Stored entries
******
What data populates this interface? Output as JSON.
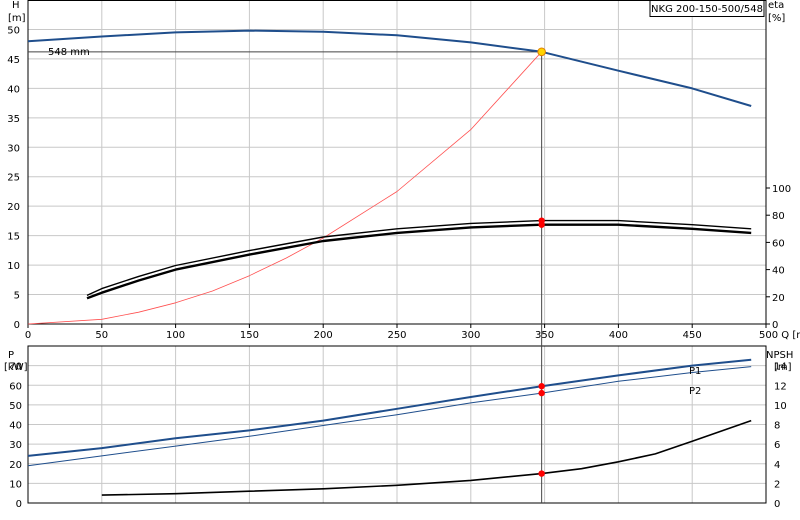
{
  "chart_data": [
    {
      "type": "line",
      "title": "NKG 200-150-500/548",
      "left_axis": {
        "label": "H",
        "unit": "[m]",
        "ylim": [
          0,
          55
        ],
        "ticks": [
          0,
          5,
          10,
          15,
          20,
          25,
          30,
          35,
          40,
          45,
          50
        ]
      },
      "right_axis": {
        "label": "eta",
        "unit": "[%]",
        "ylim": [
          0,
          100
        ],
        "ticks": [
          0,
          20,
          40,
          60,
          80,
          100
        ]
      },
      "x_axis": {
        "label": "Q [m³/h]",
        "xlim": [
          0,
          500
        ],
        "ticks": [
          0,
          50,
          100,
          150,
          200,
          250,
          300,
          350,
          400,
          450,
          500
        ],
        "tick_labels": [
          "0",
          "50",
          "100",
          "150",
          "200",
          "250",
          "300",
          "350",
          "400",
          "450",
          "500 Q [m³/h]"
        ]
      },
      "grid": true,
      "impeller_label": "548 mm",
      "operating_point": {
        "q": 348,
        "h": 46.2,
        "eta_upper": 76,
        "eta_lower": 73
      },
      "series": [
        {
          "key": "h_curve",
          "axis": "left",
          "color": "#1f4e8c",
          "width": 2,
          "x": [
            0,
            50,
            100,
            150,
            200,
            250,
            300,
            348,
            400,
            450,
            490
          ],
          "y": [
            48,
            48.8,
            49.5,
            49.8,
            49.6,
            49,
            47.8,
            46.2,
            43,
            40,
            37
          ]
        },
        {
          "key": "system_curve",
          "axis": "left",
          "color": "#ff5050",
          "width": 0.8,
          "x": [
            0,
            50,
            75,
            100,
            125,
            150,
            175,
            200,
            250,
            300,
            348
          ],
          "y": [
            0,
            0.8,
            2,
            3.6,
            5.6,
            8.2,
            11.2,
            14.6,
            22.5,
            33,
            46.2
          ]
        },
        {
          "key": "eta_upper",
          "axis": "right",
          "color": "#000000",
          "width": 1.4,
          "x": [
            40,
            50,
            75,
            100,
            150,
            200,
            250,
            300,
            348,
            400,
            450,
            490
          ],
          "y": [
            21,
            26,
            35,
            43,
            54,
            64,
            70,
            74,
            76,
            76,
            73,
            70
          ]
        },
        {
          "key": "eta_lower",
          "axis": "right",
          "color": "#000000",
          "width": 2.4,
          "x": [
            40,
            50,
            75,
            100,
            150,
            200,
            250,
            300,
            348,
            400,
            450,
            490
          ],
          "y": [
            19,
            23,
            32,
            40,
            51,
            61,
            67,
            71,
            73,
            73,
            70,
            67
          ]
        }
      ]
    },
    {
      "type": "line",
      "left_axis": {
        "label": "P",
        "unit": "[kW]",
        "ylim": [
          0,
          80
        ],
        "ticks": [
          0,
          10,
          20,
          30,
          40,
          50,
          60,
          70
        ]
      },
      "right_axis": {
        "label": "NPSH",
        "unit": "[m]",
        "ylim": [
          0,
          16
        ],
        "ticks": [
          0,
          2,
          4,
          6,
          8,
          10,
          12,
          14
        ]
      },
      "x_axis": {
        "xlim": [
          0,
          500
        ]
      },
      "grid": true,
      "series": [
        {
          "key": "p1",
          "name": "P1",
          "axis": "left",
          "color": "#1f4e8c",
          "width": 2,
          "x": [
            0,
            50,
            100,
            150,
            200,
            250,
            300,
            348,
            400,
            450,
            490
          ],
          "y": [
            24,
            28,
            33,
            37,
            42,
            48,
            54,
            59.5,
            65,
            70,
            73
          ]
        },
        {
          "key": "p2",
          "name": "P2",
          "axis": "left",
          "color": "#1f4e8c",
          "width": 1,
          "x": [
            0,
            50,
            100,
            150,
            200,
            250,
            300,
            348,
            400,
            450,
            490
          ],
          "y": [
            19,
            24,
            29,
            34,
            39.5,
            45,
            51,
            56,
            62,
            66.5,
            69.5
          ]
        },
        {
          "key": "npsh",
          "axis": "right",
          "color": "#000000",
          "width": 1.6,
          "x": [
            50,
            100,
            150,
            200,
            250,
            300,
            348,
            375,
            400,
            425,
            450,
            490
          ],
          "y": [
            0.8,
            0.95,
            1.2,
            1.45,
            1.8,
            2.3,
            3,
            3.5,
            4.2,
            5,
            6.3,
            8.4
          ]
        }
      ],
      "markers": [
        {
          "series": "p1",
          "x": 348,
          "y": 59.5
        },
        {
          "series": "p2",
          "x": 348,
          "y": 56
        },
        {
          "series": "npsh",
          "x": 348,
          "y": 3
        }
      ]
    }
  ]
}
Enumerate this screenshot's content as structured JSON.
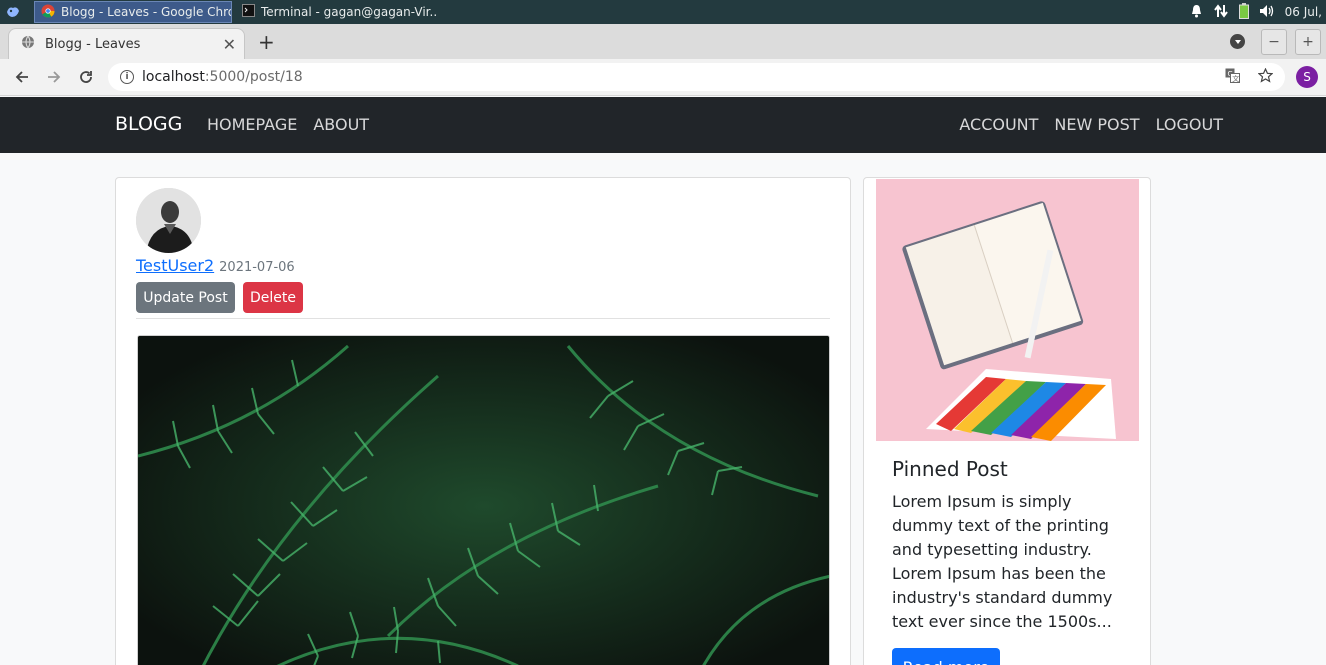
{
  "taskbar": {
    "tasks": [
      {
        "label": "Blogg - Leaves - Google Chro...",
        "icon": "chrome-icon",
        "active": true
      },
      {
        "label": "Terminal - gagan@gagan-Vir...",
        "icon": "terminal-icon",
        "active": false
      }
    ],
    "tray_icons": [
      "bell-icon",
      "network-arrows-icon",
      "battery-icon",
      "volume-icon"
    ],
    "clock": "06 Jul,"
  },
  "browser": {
    "tab_title": "Blogg - Leaves",
    "url_host": "localhost",
    "url_path": ":5000/post/18",
    "profile_initial": "S"
  },
  "navbar": {
    "brand": "BLOGG",
    "left_links": [
      "HOMEPAGE",
      "ABOUT"
    ],
    "right_links": [
      "ACCOUNT",
      "NEW POST",
      "LOGOUT"
    ]
  },
  "post": {
    "author": "TestUser2",
    "date": "2021-07-06",
    "update_label": "Update Post",
    "delete_label": "Delete"
  },
  "sidebar": {
    "title": "Pinned Post",
    "text": "Lorem Ipsum is simply dummy text of the printing and typesetting industry. Lorem Ipsum has been the industry's standard dummy text ever since the 1500s...",
    "button_label": "Read more"
  },
  "colors": {
    "navbar_bg": "#212529",
    "primary": "#0d6efd",
    "secondary": "#6c757d",
    "danger": "#dc3545"
  }
}
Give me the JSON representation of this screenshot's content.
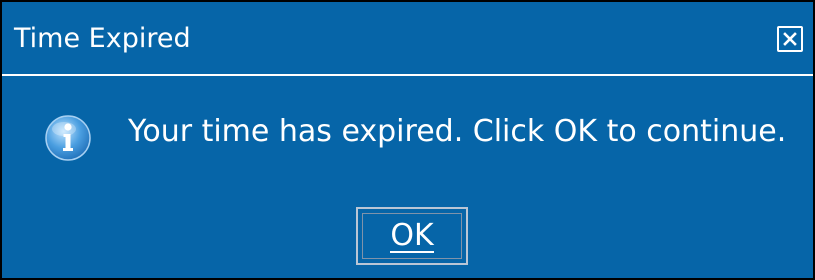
{
  "dialog": {
    "title": "Time Expired",
    "message": "Your time has expired. Click OK to continue.",
    "ok_label": "OK",
    "icons": {
      "close": "close-icon",
      "info": "info-icon"
    },
    "colors": {
      "background": "#0665a8",
      "text": "#ffffff",
      "border": "#000000"
    }
  }
}
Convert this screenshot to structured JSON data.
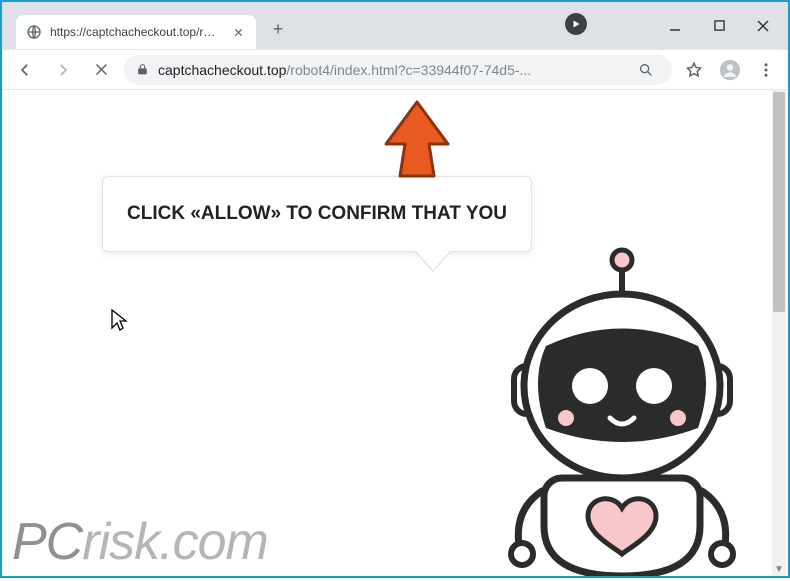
{
  "window": {
    "minimize_label": "Minimize",
    "maximize_label": "Maximize",
    "close_label": "Close"
  },
  "tabs": {
    "active": {
      "title": "https://captchacheckout.top/robo"
    },
    "new_tab_label": "+"
  },
  "addressbar": {
    "nav": {
      "back_label": "Back",
      "forward_label": "Forward",
      "stop_label": "Stop"
    },
    "secure_label": "Secure",
    "url_domain": "captchacheckout.top",
    "url_path": "/robot4/index.html?c=33944f07-74d5-...",
    "search_label": "Search",
    "star_label": "Bookmark",
    "profile_label": "Profile",
    "menu_label": "Menu"
  },
  "page": {
    "bubble_text": "CLICK «ALLOW» TO CONFIRM THAT YOU"
  },
  "watermark": {
    "text_prefix": "PC",
    "text_suffix": "risk.com"
  }
}
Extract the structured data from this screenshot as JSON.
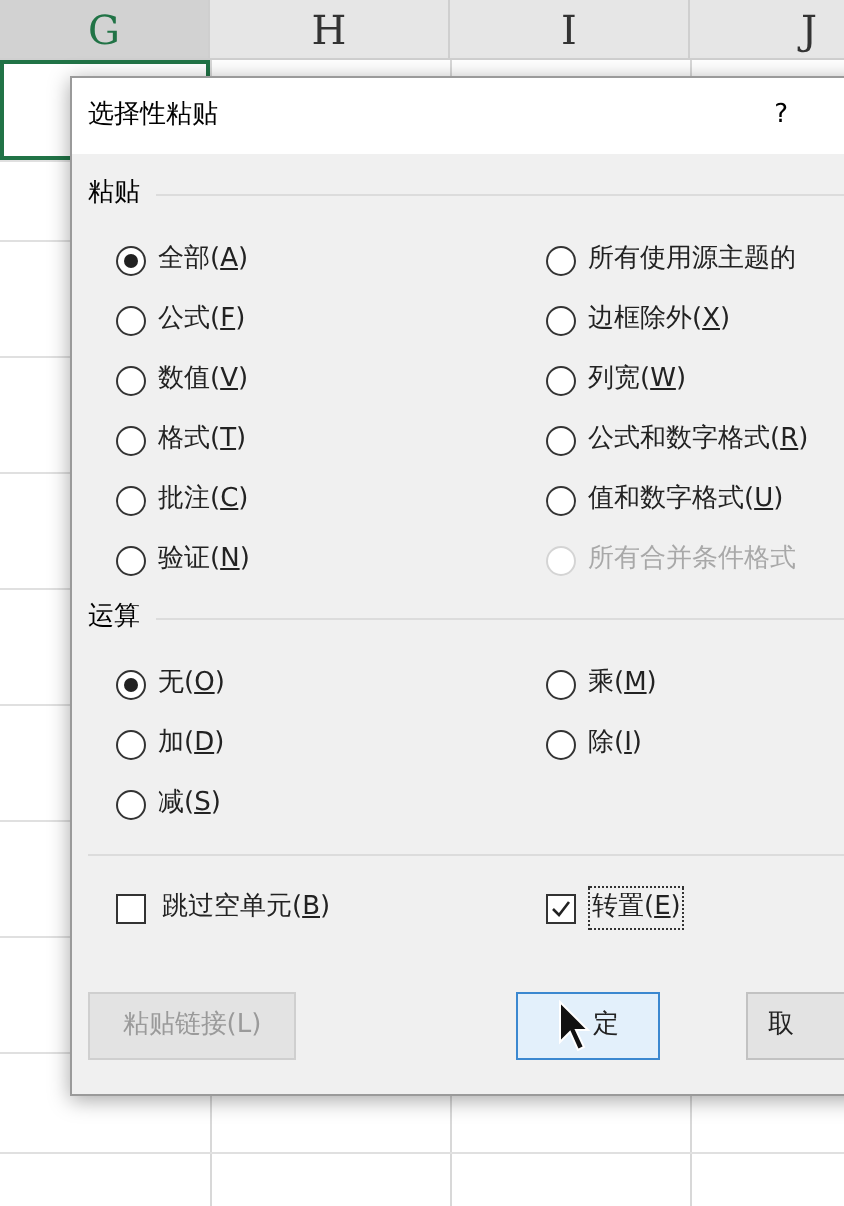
******
◆ **TASK REQUIREMENTS**
Return to the listing above and set it down exactly, leaving out its pictures.

◆ **THE RESULT**
What data populates this interface? Output as JSON.
{
  "chart_data": [
    {
      "type": "line",
      "title": "NKG 200-150-500/548",
      "left_axis": {
        "label": "H",
        "unit": "[m]",
        "ylim": [
          0,
          55
        ],
        "ticks": [
          0,
          5,
          10,
          15,
          20,
          25,
          30,
          35,
          40,
          45,
          50
        ]
      },
      "right_axis": {
        "label": "eta",
        "unit": "[%]",
        "ylim": [
          0,
          100
        ],
        "ticks": [
          0,
          20,
          40,
          60,
          80,
          100
        ]
      },
      "x_axis": {
        "label": "Q [m³/h]",
        "xlim": [
          0,
          500
        ],
        "ticks": [
          0,
          50,
          100,
          150,
          200,
          250,
          300,
          350,
          400,
          450,
          500
        ],
        "tick_labels": [
          "0",
          "50",
          "100",
          "150",
          "200",
          "250",
          "300",
          "350",
          "400",
          "450",
          "500 Q [m³/h]"
        ]
      },
      "grid": true,
      "impeller_label": "548 mm",
      "operating_point": {
        "q": 348,
        "h": 46.2,
        "eta_upper": 76,
        "eta_lower": 73
      },
      "series": [
        {
          "key": "h_curve",
          "axis": "left",
          "color": "#1f4e8c",
          "width": 2,
          "x": [
            0,
            50,
            100,
            150,
            200,
            250,
            300,
            348,
            400,
            450,
            490
          ],
          "y": [
            48,
            48.8,
            49.5,
            49.8,
            49.6,
            49,
            47.8,
            46.2,
            43,
            40,
            37
          ]
        },
        {
          "key": "system_curve",
          "axis": "left",
          "color": "#ff5050",
          "width": 0.8,
          "x": [
            0,
            50,
            75,
            100,
            125,
            150,
            175,
            200,
            250,
            300,
            348
          ],
          "y": [
            0,
            0.8,
            2,
            3.6,
            5.6,
            8.2,
            11.2,
            14.6,
            22.5,
            33,
            46.2
          ]
        },
        {
          "key": "eta_upper",
          "axis": "right",
          "color": "#000000",
          "width": 1.4,
          "x": [
            40,
            50,
            75,
            100,
            150,
            200,
            250,
            300,
            348,
            400,
            450,
            490
          ],
          "y": [
            21,
            26,
            35,
            43,
            54,
            64,
            70,
            74,
            76,
            76,
            73,
            70
          ]
        },
        {
          "key": "eta_lower",
          "axis": "right",
          "color": "#000000",
          "width": 2.4,
          "x": [
            40,
            50,
            75,
            100,
            150,
            200,
            250,
            300,
            348,
            400,
            450,
            490
          ],
          "y": [
            19,
            23,
            32,
            40,
            51,
            61,
            67,
            71,
            73,
            73,
            70,
            67
          ]
        }
      ]
    },
    {
      "type": "line",
      "left_axis": {
        "label": "P",
        "unit": "[kW]",
        "ylim": [
          0,
          80
        ],
        "ticks": [
          0,
          10,
          20,
          30,
          40,
          50,
          60,
          70
        ]
      },
      "right_axis": {
        "label": "NPSH",
        "unit": "[m]",
        "ylim": [
          0,
          16
        ],
        "ticks": [
          0,
          2,
          4,
          6,
          8,
          10,
          12,
          14
        ]
      },
      "x_axis": {
        "xlim": [
          0,
          500
        ]
      },
      "grid": true,
      "series": [
        {
          "key": "p1",
          "name": "P1",
          "axis": "left",
          "color": "#1f4e8c",
          "width": 2,
          "x": [
            0,
            50,
            100,
            150,
            200,
            250,
            300,
            348,
            400,
            450,
            490
          ],
          "y": [
            24,
            28,
            33,
            37,
            42,
            48,
            54,
            59.5,
            65,
            70,
            73
          ]
        },
        {
          "key": "p2",
          "name": "P2",
          "axis": "left",
          "color": "#1f4e8c",
          "width": 1,
          "x": [
            0,
            50,
            100,
            150,
            200,
            250,
            300,
            348,
            400,
            450,
            490
          ],
          "y": [
            19,
            24,
            29,
            34,
            39.5,
            45,
            51,
            56,
            62,
            66.5,
            69.5
          ]
        },
        {
          "key": "npsh",
          "axis": "right",
          "color": "#000000",
          "width": 1.6,
          "x": [
            50,
            100,
            150,
            200,
            250,
            300,
            348,
            375,
            400,
            425,
            450,
            490
          ],
          "y": [
            0.8,
            0.95,
            1.2,
            1.45,
            1.8,
            2.3,
            3,
            3.5,
            4.2,
            5,
            6.3,
            8.4
          ]
        }
      ],
      "markers": [
        {
          "series": "p1",
          "x": 348,
          "y": 59.5
        },
        {
          "series": "p2",
          "x": 348,
          "y": 56
        },
        {
          "series": "npsh",
          "x": 348,
          "y": 3
        }
      ]
    }
  ]
}
Enumerate this screenshot's content as structured JSON.
{
  "taskbar": {
    "tasks": [
      {
        "label": "Blogg - Leaves - Google Chro...",
        "icon": "chrome-icon",
        "active": true
      },
      {
        "label": "Terminal - gagan@gagan-Vir...",
        "icon": "terminal-icon",
        "active": false
      }
    ],
    "tray_icons": [
      "bell-icon",
      "network-arrows-icon",
      "battery-icon",
      "volume-icon"
    ],
    "clock": "06 Jul,"
  },
  "browser": {
    "tab_title": "Blogg - Leaves",
    "url_host": "localhost",
    "url_path": ":5000/post/18",
    "profile_initial": "S"
  },
  "navbar": {
    "brand": "BLOGG",
    "left_links": [
      "HOMEPAGE",
      "ABOUT"
    ],
    "right_links": [
      "ACCOUNT",
      "NEW POST",
      "LOGOUT"
    ]
  },
  "post": {
    "author": "TestUser2",
    "date": "2021-07-06",
    "update_label": "Update Post",
    "delete_label": "Delete"
  },
  "sidebar": {
    "title": "Pinned Post",
    "text": "Lorem Ipsum is simply dummy text of the printing and typesetting industry. Lorem Ipsum has been the industry's standard dummy text ever since the 1500s...",
    "button_label": "Read more"
  },
  "colors": {
    "navbar_bg": "#212529",
    "primary": "#0d6efd",
    "secondary": "#6c757d",
    "danger": "#dc3545"
  }
}
Give me the JSON representation of this screenshot's content.
{
  "dialog": {
    "title": "Time Expired",
    "message": "Your time has expired. Click OK to continue.",
    "ok_label": "OK",
    "icons": {
      "close": "close-icon",
      "info": "info-icon"
    },
    "colors": {
      "background": "#0665a8",
      "text": "#ffffff",
      "border": "#000000"
    }
  }
}
Convert this screenshot to structured JSON data.
{
  "window": {
    "minimize_label": "Minimize",
    "maximize_label": "Maximize",
    "close_label": "Close"
  },
  "tabs": {
    "active": {
      "title": "https://captchacheckout.top/robo"
    },
    "new_tab_label": "+"
  },
  "addressbar": {
    "nav": {
      "back_label": "Back",
      "forward_label": "Forward",
      "stop_label": "Stop"
    },
    "secure_label": "Secure",
    "url_domain": "captchacheckout.top",
    "url_path": "/robot4/index.html?c=33944f07-74d5-...",
    "search_label": "Search",
    "star_label": "Bookmark",
    "profile_label": "Profile",
    "menu_label": "Menu"
  },
  "page": {
    "bubble_text": "CLICK «ALLOW» TO CONFIRM THAT YOU"
  },
  "watermark": {
    "text_prefix": "PC",
    "text_suffix": "risk.com"
  }
}
Extract the structured data from this screenshot as JSON.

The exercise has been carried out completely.